§ **RECORDS TO USE**

####

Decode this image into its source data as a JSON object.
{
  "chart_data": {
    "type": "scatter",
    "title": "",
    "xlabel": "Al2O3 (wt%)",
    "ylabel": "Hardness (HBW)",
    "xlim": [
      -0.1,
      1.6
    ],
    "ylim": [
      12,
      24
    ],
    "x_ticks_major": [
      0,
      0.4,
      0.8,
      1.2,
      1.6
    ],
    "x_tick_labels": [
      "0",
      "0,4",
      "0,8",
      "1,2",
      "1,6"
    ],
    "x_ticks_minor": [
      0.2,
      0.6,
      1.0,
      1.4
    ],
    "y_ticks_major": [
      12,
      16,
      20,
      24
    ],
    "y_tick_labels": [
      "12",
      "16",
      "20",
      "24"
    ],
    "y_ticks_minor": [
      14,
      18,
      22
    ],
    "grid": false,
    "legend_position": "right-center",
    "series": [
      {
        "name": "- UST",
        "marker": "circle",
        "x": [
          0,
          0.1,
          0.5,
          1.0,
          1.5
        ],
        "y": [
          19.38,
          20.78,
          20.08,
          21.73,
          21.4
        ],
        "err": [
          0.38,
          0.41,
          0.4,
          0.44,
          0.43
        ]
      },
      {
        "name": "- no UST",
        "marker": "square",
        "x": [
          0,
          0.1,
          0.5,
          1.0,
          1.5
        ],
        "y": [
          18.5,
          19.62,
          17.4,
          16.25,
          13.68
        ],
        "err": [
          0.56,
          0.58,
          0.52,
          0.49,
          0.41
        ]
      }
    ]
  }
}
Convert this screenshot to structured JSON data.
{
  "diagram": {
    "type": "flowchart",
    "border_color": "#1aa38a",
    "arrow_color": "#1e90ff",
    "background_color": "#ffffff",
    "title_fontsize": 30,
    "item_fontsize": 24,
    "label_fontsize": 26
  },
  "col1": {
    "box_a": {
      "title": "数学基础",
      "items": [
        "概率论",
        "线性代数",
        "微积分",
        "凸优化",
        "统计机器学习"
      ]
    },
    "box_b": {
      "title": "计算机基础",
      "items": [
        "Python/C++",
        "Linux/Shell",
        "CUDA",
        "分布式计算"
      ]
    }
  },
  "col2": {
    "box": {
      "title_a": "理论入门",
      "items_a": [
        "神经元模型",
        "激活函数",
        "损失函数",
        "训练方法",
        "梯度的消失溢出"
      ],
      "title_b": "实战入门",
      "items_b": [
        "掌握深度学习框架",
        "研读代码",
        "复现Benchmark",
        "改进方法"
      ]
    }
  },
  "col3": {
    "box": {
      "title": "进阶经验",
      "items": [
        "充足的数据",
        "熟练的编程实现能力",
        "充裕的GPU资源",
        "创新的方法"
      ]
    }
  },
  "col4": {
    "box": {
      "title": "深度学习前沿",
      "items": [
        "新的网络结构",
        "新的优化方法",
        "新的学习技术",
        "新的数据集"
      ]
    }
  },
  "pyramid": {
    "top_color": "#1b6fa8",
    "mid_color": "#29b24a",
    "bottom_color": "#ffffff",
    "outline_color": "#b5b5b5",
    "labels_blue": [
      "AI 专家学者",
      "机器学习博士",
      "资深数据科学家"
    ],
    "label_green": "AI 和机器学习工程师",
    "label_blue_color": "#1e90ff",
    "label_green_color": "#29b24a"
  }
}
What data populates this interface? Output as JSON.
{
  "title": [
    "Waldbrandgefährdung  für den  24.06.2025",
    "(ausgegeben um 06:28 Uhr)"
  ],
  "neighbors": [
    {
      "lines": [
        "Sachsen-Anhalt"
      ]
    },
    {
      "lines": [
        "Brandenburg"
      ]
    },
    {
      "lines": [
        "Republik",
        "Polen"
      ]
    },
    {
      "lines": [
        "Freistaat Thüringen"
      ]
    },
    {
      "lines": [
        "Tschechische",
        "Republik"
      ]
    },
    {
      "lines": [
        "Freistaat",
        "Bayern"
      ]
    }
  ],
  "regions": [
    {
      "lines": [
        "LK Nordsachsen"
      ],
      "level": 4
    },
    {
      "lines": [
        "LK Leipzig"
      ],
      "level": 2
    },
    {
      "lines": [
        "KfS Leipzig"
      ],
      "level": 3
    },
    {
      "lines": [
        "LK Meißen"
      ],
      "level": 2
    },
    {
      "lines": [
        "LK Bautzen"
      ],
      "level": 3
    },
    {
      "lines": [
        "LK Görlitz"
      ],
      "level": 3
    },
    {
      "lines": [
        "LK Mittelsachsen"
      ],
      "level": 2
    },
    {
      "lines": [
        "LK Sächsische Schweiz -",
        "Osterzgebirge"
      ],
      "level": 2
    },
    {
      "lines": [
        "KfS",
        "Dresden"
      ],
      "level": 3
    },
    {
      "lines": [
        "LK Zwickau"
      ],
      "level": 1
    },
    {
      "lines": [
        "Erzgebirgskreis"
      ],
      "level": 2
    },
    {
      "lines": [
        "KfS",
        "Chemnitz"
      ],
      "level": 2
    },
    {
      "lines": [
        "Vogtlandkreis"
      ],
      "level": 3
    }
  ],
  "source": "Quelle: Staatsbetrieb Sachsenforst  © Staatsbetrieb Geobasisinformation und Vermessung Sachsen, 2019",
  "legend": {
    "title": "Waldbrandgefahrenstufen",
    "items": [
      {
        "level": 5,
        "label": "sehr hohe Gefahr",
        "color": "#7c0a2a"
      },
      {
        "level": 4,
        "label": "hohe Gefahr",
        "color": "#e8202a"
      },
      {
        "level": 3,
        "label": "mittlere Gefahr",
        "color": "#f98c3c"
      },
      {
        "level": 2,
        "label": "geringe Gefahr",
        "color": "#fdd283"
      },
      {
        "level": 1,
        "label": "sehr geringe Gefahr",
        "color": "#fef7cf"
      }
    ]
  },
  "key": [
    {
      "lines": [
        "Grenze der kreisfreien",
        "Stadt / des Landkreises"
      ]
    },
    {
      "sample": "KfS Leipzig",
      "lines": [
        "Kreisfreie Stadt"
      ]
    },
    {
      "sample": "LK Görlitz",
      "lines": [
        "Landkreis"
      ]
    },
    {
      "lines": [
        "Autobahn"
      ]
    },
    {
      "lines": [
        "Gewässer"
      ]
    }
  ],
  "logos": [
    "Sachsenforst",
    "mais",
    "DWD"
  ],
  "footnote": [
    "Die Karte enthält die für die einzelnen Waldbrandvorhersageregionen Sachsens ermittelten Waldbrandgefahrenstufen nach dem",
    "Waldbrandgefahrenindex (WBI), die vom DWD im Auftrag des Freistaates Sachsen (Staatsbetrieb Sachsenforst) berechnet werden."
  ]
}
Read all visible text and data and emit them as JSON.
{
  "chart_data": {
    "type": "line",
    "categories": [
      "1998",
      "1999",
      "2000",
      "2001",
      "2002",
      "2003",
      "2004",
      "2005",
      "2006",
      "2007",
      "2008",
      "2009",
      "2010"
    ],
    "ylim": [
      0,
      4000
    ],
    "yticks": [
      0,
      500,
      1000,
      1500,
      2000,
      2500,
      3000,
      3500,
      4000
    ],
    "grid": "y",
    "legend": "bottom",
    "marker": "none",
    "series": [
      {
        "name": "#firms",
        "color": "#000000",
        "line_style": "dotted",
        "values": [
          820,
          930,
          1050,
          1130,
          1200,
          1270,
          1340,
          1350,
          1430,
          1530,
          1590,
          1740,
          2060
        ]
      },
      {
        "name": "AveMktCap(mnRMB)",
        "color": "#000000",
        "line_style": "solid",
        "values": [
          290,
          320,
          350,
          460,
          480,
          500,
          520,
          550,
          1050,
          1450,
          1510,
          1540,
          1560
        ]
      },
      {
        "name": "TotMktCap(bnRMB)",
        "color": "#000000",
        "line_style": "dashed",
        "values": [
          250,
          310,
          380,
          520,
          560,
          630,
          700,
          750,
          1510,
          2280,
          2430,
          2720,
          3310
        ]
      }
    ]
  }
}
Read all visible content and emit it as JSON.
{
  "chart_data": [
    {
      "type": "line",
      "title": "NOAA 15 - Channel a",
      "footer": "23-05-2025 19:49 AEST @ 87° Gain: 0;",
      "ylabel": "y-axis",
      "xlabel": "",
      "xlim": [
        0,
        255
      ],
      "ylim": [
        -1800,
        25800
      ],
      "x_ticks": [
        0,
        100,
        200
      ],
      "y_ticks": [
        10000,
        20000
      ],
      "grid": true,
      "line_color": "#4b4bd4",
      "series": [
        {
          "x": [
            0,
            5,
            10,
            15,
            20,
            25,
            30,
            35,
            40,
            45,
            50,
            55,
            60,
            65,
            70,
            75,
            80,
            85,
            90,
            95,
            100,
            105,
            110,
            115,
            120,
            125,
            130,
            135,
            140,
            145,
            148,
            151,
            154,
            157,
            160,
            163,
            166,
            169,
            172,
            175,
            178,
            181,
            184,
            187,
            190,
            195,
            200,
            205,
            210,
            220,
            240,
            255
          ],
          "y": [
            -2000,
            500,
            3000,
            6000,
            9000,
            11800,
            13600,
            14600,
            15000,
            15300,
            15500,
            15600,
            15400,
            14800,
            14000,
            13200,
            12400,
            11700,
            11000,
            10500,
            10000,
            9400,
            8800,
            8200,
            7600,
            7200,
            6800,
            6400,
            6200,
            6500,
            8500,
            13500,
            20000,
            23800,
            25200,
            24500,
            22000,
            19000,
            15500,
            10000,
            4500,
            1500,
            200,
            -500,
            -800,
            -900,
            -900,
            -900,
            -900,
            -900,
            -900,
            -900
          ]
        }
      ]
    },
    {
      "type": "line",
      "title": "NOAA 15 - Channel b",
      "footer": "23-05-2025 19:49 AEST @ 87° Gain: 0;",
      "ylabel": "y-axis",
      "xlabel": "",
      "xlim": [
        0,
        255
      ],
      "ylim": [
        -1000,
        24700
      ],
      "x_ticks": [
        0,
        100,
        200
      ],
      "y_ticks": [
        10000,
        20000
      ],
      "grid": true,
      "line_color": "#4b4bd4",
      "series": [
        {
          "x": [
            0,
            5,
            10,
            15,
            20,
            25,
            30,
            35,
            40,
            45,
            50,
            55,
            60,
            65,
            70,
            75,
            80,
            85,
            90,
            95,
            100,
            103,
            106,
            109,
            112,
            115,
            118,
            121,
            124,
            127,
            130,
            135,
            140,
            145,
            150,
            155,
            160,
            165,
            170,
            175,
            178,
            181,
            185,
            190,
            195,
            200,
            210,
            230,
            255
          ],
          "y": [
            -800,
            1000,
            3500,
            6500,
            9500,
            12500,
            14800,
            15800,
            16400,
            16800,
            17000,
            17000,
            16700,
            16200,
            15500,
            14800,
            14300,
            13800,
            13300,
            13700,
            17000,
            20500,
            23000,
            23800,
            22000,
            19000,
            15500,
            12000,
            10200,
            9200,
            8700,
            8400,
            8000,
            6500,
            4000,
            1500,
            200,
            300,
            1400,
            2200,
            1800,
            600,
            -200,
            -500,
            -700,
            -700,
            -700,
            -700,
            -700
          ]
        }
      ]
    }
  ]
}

####

§ **TASK GOAL**
Go through the records above and copy every line with the word "Leipzig".

§ **TASK OUTPUT**
        "LK Leipzig"
        "KfS Leipzig"
      "sample": "KfS Leipzig",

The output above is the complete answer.